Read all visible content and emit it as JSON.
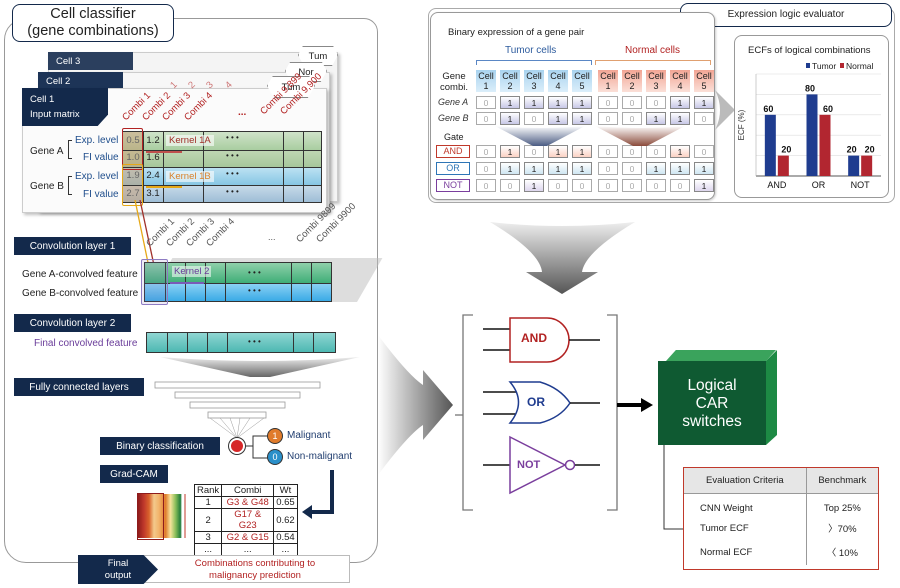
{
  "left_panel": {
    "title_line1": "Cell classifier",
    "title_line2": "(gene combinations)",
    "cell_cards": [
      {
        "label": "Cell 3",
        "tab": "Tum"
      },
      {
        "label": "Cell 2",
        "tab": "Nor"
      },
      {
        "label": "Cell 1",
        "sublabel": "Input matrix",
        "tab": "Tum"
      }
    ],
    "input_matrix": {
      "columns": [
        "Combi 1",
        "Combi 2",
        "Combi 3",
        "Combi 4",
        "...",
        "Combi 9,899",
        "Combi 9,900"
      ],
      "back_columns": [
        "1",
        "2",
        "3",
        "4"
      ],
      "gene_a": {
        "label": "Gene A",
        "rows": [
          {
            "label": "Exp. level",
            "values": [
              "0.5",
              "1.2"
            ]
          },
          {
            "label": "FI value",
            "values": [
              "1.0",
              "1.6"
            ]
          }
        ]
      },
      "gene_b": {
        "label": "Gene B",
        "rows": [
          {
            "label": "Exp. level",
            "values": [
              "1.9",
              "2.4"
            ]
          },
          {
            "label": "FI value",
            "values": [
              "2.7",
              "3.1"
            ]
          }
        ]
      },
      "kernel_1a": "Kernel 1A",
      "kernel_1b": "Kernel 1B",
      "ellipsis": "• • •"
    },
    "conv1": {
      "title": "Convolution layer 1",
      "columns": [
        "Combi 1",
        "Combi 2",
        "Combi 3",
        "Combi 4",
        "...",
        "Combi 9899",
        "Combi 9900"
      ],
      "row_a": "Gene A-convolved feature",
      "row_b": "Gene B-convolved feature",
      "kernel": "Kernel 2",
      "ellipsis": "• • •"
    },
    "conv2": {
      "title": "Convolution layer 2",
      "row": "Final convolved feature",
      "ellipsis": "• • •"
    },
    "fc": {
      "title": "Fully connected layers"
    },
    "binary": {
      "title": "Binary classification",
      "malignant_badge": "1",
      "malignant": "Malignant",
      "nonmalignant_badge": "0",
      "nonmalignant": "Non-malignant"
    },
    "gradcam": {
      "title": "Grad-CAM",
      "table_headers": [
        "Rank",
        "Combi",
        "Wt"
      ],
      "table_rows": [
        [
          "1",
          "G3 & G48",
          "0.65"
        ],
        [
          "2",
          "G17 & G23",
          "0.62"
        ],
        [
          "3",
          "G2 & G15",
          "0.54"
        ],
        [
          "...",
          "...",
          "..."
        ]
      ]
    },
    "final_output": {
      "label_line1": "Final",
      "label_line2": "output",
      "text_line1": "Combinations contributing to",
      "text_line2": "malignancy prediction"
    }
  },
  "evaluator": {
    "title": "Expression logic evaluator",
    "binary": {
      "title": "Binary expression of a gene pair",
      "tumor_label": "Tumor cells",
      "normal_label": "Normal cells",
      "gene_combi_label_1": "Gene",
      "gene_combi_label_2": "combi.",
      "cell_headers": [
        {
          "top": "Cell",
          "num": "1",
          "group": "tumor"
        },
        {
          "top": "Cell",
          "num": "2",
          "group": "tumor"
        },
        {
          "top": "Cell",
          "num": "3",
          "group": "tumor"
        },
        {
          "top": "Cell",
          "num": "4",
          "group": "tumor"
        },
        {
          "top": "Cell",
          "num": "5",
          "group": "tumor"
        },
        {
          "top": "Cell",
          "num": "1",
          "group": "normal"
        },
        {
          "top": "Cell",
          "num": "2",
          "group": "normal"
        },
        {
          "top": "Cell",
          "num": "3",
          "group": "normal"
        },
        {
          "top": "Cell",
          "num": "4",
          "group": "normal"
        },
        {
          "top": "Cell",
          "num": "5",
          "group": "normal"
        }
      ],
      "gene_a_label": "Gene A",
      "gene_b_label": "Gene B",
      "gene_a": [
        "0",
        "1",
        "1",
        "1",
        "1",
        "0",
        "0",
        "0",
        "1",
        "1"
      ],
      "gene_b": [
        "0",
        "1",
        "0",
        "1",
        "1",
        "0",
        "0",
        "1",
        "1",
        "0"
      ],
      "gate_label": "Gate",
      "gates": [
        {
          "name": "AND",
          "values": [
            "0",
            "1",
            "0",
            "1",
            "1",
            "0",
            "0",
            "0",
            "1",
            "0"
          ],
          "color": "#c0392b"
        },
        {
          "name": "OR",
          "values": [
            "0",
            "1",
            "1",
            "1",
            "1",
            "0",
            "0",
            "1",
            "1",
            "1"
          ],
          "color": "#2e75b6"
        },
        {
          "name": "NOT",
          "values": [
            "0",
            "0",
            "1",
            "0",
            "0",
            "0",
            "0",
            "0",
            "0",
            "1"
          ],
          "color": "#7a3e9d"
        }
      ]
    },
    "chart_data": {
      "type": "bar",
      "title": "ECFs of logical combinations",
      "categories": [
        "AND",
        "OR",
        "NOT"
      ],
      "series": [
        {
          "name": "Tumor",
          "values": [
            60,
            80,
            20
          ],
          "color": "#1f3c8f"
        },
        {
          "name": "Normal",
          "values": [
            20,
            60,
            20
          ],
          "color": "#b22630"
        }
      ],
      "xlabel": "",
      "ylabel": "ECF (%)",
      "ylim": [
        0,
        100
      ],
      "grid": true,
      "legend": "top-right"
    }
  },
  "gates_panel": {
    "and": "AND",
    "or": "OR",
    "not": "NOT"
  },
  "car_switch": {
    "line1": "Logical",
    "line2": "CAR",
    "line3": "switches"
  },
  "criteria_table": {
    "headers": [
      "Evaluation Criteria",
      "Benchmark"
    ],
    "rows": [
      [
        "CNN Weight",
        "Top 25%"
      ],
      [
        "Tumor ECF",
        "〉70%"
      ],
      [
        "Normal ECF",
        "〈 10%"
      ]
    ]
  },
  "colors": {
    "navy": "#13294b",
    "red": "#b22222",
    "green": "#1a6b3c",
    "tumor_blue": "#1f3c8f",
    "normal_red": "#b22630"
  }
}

==

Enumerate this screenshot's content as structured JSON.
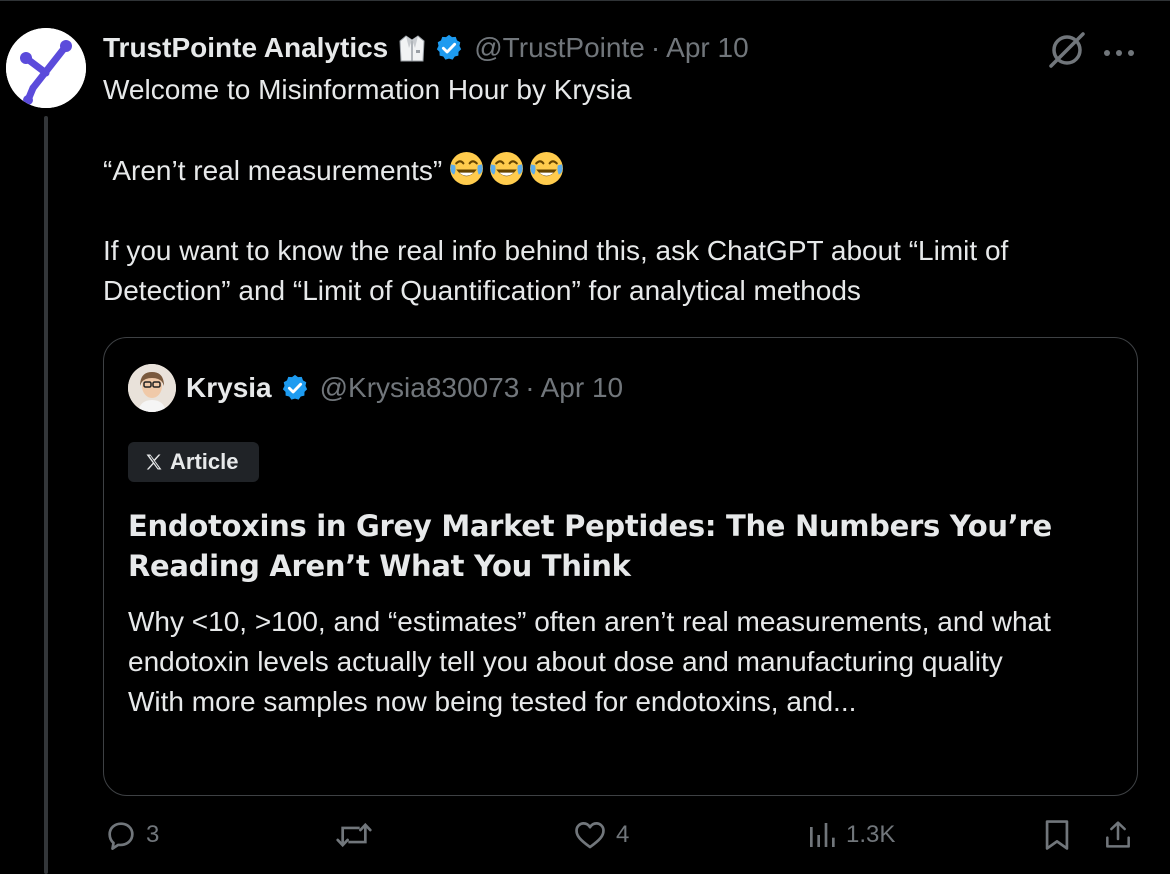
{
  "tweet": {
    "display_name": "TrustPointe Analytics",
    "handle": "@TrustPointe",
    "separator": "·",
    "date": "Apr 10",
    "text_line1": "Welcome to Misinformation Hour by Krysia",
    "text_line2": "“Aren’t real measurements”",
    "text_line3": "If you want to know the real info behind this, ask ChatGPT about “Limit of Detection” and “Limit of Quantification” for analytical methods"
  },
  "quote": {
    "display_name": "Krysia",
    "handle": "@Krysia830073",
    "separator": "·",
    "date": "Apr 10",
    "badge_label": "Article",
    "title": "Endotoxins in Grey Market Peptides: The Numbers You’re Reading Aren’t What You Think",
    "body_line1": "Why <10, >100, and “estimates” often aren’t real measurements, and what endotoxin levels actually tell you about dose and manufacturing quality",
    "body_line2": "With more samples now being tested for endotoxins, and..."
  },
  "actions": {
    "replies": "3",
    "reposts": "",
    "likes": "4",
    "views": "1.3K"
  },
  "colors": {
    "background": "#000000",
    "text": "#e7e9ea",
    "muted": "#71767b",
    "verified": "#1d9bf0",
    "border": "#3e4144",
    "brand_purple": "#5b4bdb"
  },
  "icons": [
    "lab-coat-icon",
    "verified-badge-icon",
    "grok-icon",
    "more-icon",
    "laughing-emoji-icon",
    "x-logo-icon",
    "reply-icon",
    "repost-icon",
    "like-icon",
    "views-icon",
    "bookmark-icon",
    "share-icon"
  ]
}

### [WHAT THE TASK ASKS]
Every line in the records above that has "convolved" counts once. Give the total and nothing else.

### [WRITTEN ANSWER]
3